Given request
Answer with one number: how many lines have "JSON".

Stored data entries
★ ★ ★ ★
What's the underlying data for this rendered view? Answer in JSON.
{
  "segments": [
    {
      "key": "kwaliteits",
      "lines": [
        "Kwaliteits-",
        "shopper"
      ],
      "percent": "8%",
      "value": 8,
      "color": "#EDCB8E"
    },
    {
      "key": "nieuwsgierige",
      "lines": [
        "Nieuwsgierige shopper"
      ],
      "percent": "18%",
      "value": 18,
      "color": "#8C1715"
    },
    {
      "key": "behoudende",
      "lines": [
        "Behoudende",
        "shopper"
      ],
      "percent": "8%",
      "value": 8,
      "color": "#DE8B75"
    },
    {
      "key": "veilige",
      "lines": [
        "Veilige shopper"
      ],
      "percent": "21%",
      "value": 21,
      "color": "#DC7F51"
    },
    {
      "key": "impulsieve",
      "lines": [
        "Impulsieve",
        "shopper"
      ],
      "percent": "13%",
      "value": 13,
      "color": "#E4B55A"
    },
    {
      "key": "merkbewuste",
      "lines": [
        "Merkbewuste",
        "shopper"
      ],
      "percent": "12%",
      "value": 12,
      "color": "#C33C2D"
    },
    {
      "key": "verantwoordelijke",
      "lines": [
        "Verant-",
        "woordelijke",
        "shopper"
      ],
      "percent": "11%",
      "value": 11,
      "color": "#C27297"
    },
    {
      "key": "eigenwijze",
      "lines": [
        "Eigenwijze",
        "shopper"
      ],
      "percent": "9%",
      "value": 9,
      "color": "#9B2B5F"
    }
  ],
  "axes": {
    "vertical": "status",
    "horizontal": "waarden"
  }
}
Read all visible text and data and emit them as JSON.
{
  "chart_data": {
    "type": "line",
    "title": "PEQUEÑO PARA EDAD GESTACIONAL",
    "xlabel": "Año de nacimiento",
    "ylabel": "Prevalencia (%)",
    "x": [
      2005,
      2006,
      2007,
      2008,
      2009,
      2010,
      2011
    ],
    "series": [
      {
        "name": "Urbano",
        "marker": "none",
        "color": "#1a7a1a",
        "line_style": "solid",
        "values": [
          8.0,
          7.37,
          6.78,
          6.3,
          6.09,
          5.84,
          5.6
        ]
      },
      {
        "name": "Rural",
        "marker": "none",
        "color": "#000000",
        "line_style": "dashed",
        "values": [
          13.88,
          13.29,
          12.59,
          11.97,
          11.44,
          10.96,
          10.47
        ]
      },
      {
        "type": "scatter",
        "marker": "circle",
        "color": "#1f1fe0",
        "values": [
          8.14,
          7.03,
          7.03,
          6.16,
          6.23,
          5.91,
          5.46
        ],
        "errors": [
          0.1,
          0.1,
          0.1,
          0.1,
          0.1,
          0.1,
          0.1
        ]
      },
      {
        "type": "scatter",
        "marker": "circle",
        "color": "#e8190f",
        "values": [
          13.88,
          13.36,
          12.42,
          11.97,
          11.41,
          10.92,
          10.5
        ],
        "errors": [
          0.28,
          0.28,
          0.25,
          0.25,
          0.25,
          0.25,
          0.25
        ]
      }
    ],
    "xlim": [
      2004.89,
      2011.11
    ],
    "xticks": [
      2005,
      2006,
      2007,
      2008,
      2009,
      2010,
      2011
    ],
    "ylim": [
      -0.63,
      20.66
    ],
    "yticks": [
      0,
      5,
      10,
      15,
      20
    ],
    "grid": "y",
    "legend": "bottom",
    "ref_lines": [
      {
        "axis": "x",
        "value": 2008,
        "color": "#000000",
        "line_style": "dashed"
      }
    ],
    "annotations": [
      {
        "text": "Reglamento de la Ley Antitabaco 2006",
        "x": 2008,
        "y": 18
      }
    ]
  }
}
★ ★ ★ ★
Problem solution
2